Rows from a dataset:
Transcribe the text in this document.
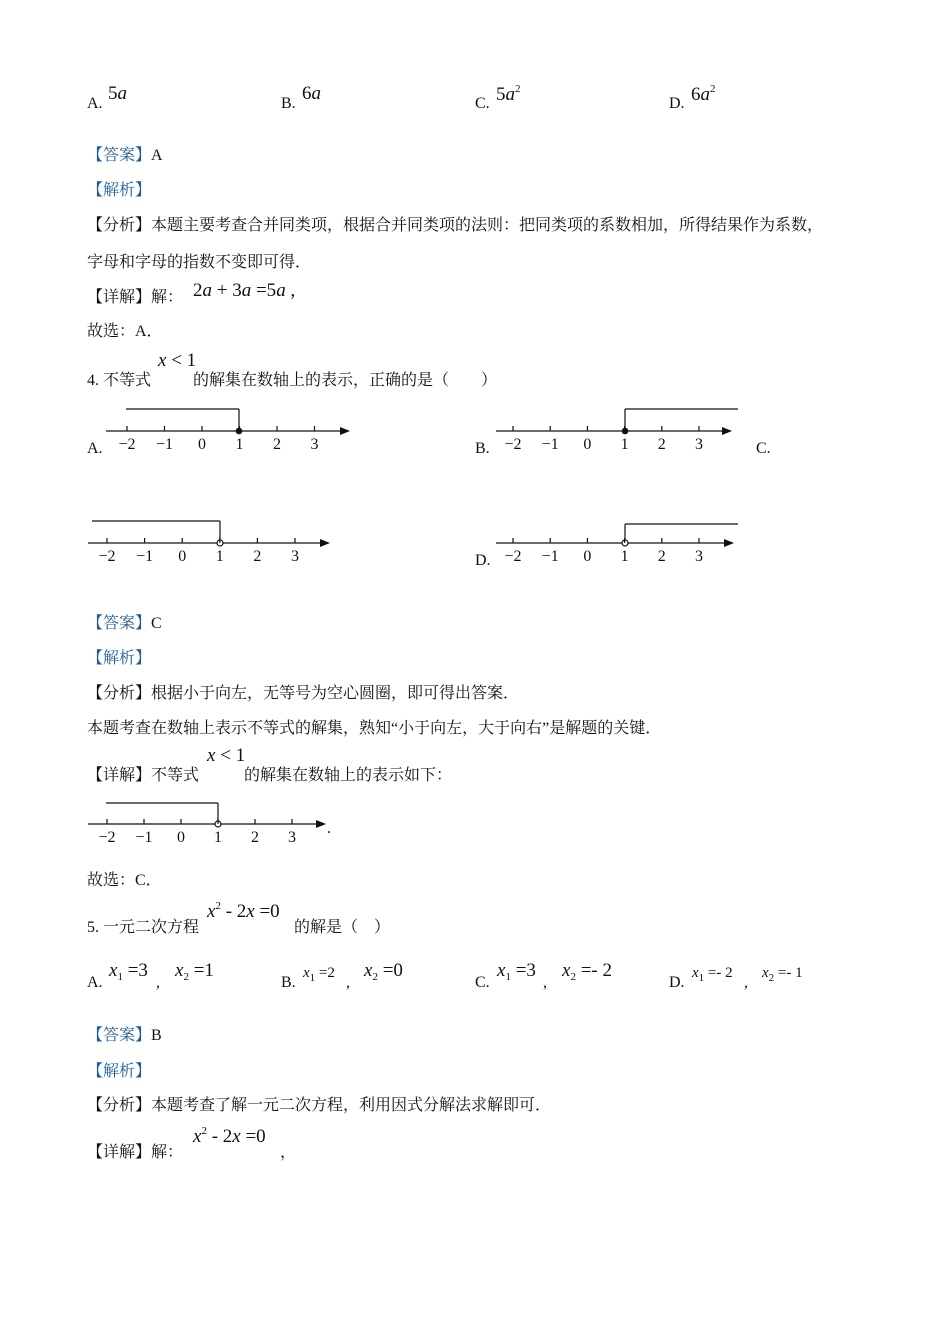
A. 5a	B. 6a	C. $5a^2$
D. $6a^2$
【答案】A
【解析】
【分析】本题主要考查合并同类项，根据合并同类项的法则：把同类项的系数相加，所得结果作为系数，
字母和字母的指数不变即可得．
【详解】解： 2a + 3a =5a ,
故选：A．
4. 不等式
x < 1
的解集在数轴上的表示，正确的是（　　）
A. −2 −1 0 1 2 3	B. −2 −1 0 1 2 3	C.
−2 −1 0 1 2 3	D. −2 −1 0 1 2 3
【答案】C
【解析】
【分析】根据小于向左，无等号为空心圆圈，即可得出答案．
本题考查在数轴上表示不等式的解集，熟知“小于向左，大于向右”是解题的关键．
【详解】不等式
x < 1
的解集在数轴上的表示如下：
−2 −1 0 1 2 3
.
故选：C．
5. 一元二次方程
$x^2 - 2x =0$
的解是（　）
A.
$x_1 =3$
,
$x_2 =1$
B.
$x_1 =2$
,
$x_2 =0$
C.
$x_1 =3$
,
$x_2 =- 2$
D.
$x_1 =- 2$
,
$x_2 =- 1$
【答案】B
【解析】
【分析】本题考查了解一元二次方程，利用因式分解法求解即可．
【详解】解：
$x^2 - 2x =0$
，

WORK INSTRUCTIONS> Your task is to retype all the entries exactly and leave out any pictures.

RESPONSE>
Transcribe the text in this document.
A. 5a	B. 6a	C. $5a^2$
D. $6a^2$
【答案】A
【解析】
【分析】本题主要考查合并同类项，根据合并同类项的法则：把同类项的系数相加，所得结果作为系数，
字母和字母的指数不变即可得．
【详解】解： 2a + 3a =5a ,
故选：A．
4. 不等式
x < 1
的解集在数轴上的表示，正确的是（　　）
A. −2 −1 0 1 2 3	B. −2 −1 0 1 2 3	C.
−2 −1 0 1 2 3	D. −2 −1 0 1 2 3
【答案】C
【解析】
【分析】根据小于向左，无等号为空心圆圈，即可得出答案．
本题考查在数轴上表示不等式的解集，熟知“小于向左，大于向右”是解题的关键．
【详解】不等式
x < 1
的解集在数轴上的表示如下：
−2 −1 0 1 2 3
.
故选：C．
5. 一元二次方程
$x^2 - 2x =0$
的解是（　）
A.
$x_1 =3$
,
$x_2 =1$
B.
$x_1 =2$
,
$x_2 =0$
C.
$x_1 =3$
,
$x_2 =- 2$
D.
$x_1 =- 2$
,
$x_2 =- 1$
【答案】B
【解析】
【分析】本题考查了解一元二次方程，利用因式分解法求解即可．
【详解】解：
$x^2 - 2x =0$
，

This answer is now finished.